_Collected data_:

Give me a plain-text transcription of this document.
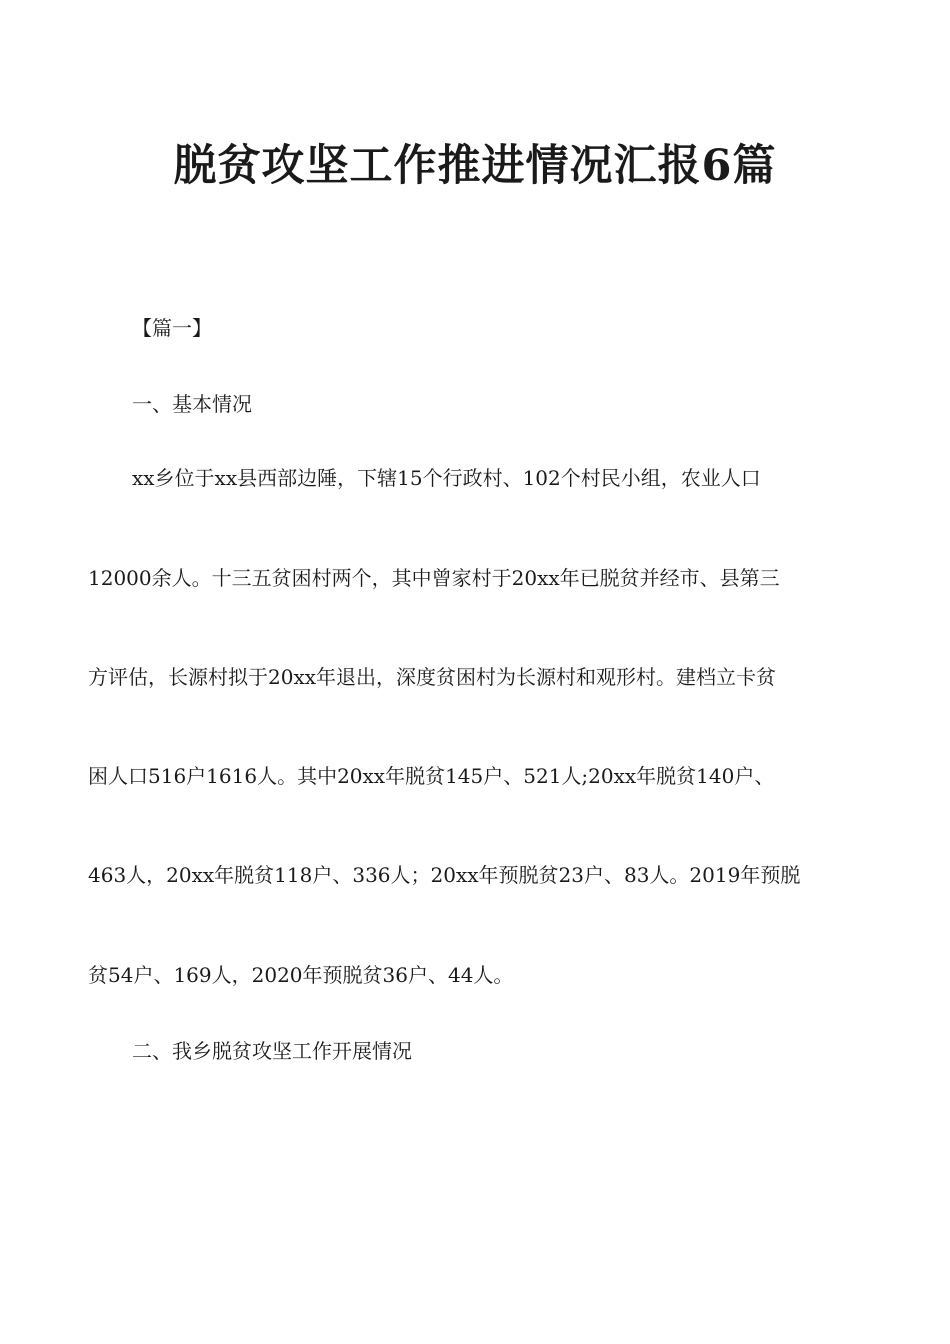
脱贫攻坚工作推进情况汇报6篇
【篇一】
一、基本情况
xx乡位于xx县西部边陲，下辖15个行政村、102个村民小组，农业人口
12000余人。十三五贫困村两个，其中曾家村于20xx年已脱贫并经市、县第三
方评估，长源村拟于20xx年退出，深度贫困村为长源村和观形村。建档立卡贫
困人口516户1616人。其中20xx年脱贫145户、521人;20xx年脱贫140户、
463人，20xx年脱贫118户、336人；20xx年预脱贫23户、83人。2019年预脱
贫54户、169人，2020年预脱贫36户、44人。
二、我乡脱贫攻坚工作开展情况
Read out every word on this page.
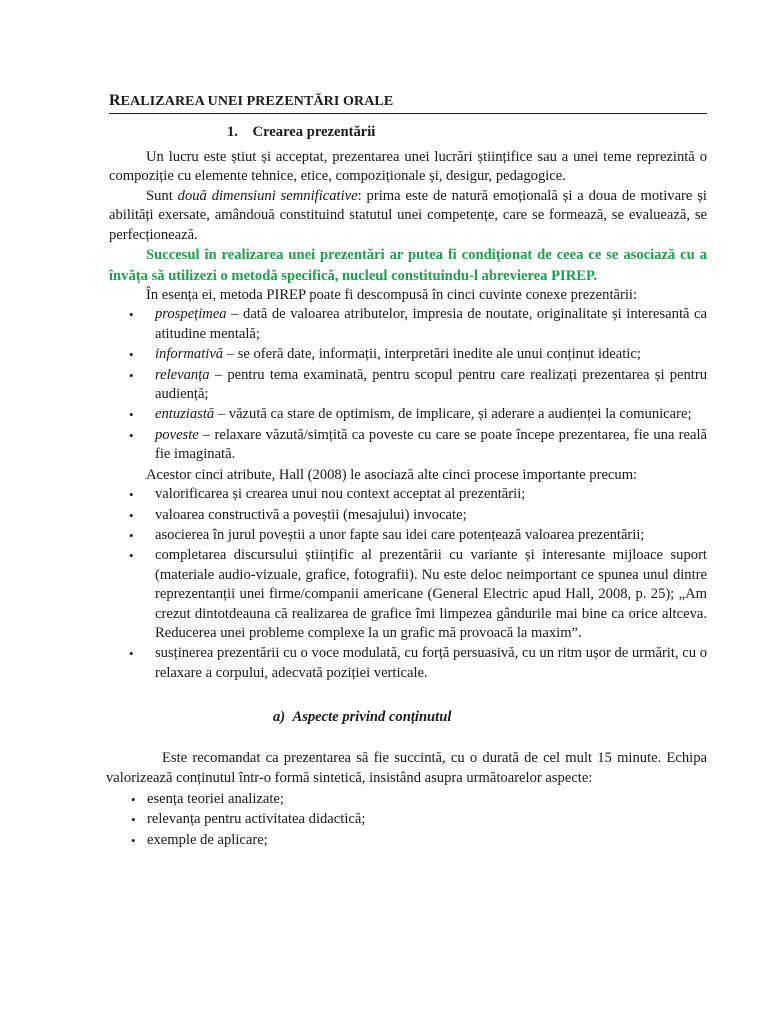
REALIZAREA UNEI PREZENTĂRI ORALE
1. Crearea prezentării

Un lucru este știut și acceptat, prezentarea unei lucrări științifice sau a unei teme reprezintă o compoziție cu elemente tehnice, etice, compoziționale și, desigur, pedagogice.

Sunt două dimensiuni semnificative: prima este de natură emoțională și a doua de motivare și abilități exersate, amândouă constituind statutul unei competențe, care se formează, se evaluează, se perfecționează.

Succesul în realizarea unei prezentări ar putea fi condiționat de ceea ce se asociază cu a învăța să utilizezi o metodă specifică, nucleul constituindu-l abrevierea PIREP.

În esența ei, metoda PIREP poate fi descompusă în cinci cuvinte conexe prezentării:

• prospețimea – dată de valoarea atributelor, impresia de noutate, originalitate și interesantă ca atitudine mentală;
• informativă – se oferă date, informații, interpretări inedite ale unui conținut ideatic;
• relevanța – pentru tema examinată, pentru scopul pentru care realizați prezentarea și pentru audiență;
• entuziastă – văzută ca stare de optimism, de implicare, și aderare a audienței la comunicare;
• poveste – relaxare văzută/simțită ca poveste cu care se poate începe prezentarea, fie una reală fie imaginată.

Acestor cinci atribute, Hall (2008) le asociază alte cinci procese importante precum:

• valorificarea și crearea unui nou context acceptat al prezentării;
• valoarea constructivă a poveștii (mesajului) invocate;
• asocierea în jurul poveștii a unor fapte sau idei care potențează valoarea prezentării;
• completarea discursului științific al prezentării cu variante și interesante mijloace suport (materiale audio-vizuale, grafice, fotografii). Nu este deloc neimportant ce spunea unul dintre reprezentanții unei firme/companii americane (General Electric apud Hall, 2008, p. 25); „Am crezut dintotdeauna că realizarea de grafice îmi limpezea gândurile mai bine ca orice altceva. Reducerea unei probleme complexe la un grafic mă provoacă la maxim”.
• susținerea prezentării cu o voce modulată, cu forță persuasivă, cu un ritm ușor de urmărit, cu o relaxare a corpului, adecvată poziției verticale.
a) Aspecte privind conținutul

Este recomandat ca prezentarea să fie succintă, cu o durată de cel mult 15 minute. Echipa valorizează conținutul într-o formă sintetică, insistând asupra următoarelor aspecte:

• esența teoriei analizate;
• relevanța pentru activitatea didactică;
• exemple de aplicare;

_Given problem_: Copy out the data above exactly, except the pictures.

_Answer to the problem_:
Give me a plain-text transcription of this document.
脱贫攻坚工作推进情况汇报6篇
【篇一】
一、基本情况
xx乡位于xx县西部边陲，下辖15个行政村、102个村民小组，农业人口
12000余人。十三五贫困村两个，其中曾家村于20xx年已脱贫并经市、县第三
方评估，长源村拟于20xx年退出，深度贫困村为长源村和观形村。建档立卡贫
困人口516户1616人。其中20xx年脱贫145户、521人;20xx年脱贫140户、
463人，20xx年脱贫118户、336人；20xx年预脱贫23户、83人。2019年预脱
贫54户、169人，2020年预脱贫36户、44人。
二、我乡脱贫攻坚工作开展情况
Read out every word on this page.
REALIZAREA UNEI PREZENTĂRI ORALE
1. Crearea prezentării

Un lucru este știut și acceptat, prezentarea unei lucrări științifice sau a unei teme reprezintă o compoziție cu elemente tehnice, etice, compoziționale și, desigur, pedagogice.

Sunt două dimensiuni semnificative: prima este de natură emoțională și a doua de motivare și abilități exersate, amândouă constituind statutul unei competențe, care se formează, se evaluează, se perfecționează.

Succesul în realizarea unei prezentări ar putea fi condiționat de ceea ce se asociază cu a învăța să utilizezi o metodă specifică, nucleul constituindu-l abrevierea PIREP.

În esența ei, metoda PIREP poate fi descompusă în cinci cuvinte conexe prezentării:

• prospețimea – dată de valoarea atributelor, impresia de noutate, originalitate și interesantă ca atitudine mentală;
• informativă – se oferă date, informații, interpretări inedite ale unui conținut ideatic;
• relevanța – pentru tema examinată, pentru scopul pentru care realizați prezentarea și pentru audiență;
• entuziastă – văzută ca stare de optimism, de implicare, și aderare a audienței la comunicare;
• poveste – relaxare văzută/simțită ca poveste cu care se poate începe prezentarea, fie una reală fie imaginată.

Acestor cinci atribute, Hall (2008) le asociază alte cinci procese importante precum:

• valorificarea și crearea unui nou context acceptat al prezentării;
• valoarea constructivă a poveștii (mesajului) invocate;
• asocierea în jurul poveștii a unor fapte sau idei care potențează valoarea prezentării;
• completarea discursului științific al prezentării cu variante și interesante mijloace suport (materiale audio-vizuale, grafice, fotografii). Nu este deloc neimportant ce spunea unul dintre reprezentanții unei firme/companii americane (General Electric apud Hall, 2008, p. 25); „Am crezut dintotdeauna că realizarea de grafice îmi limpezea gândurile mai bine ca orice altceva. Reducerea unei probleme complexe la un grafic mă provoacă la maxim”.
• susținerea prezentării cu o voce modulată, cu forță persuasivă, cu un ritm ușor de urmărit, cu o relaxare a corpului, adecvată poziției verticale.
a) Aspecte privind conținutul

Este recomandat ca prezentarea să fie succintă, cu o durată de cel mult 15 minute. Echipa valorizează conținutul într-o formă sintetică, insistând asupra următoarelor aspecte:

• esența teoriei analizate;
• relevanța pentru activitatea didactică;
• exemple de aplicare;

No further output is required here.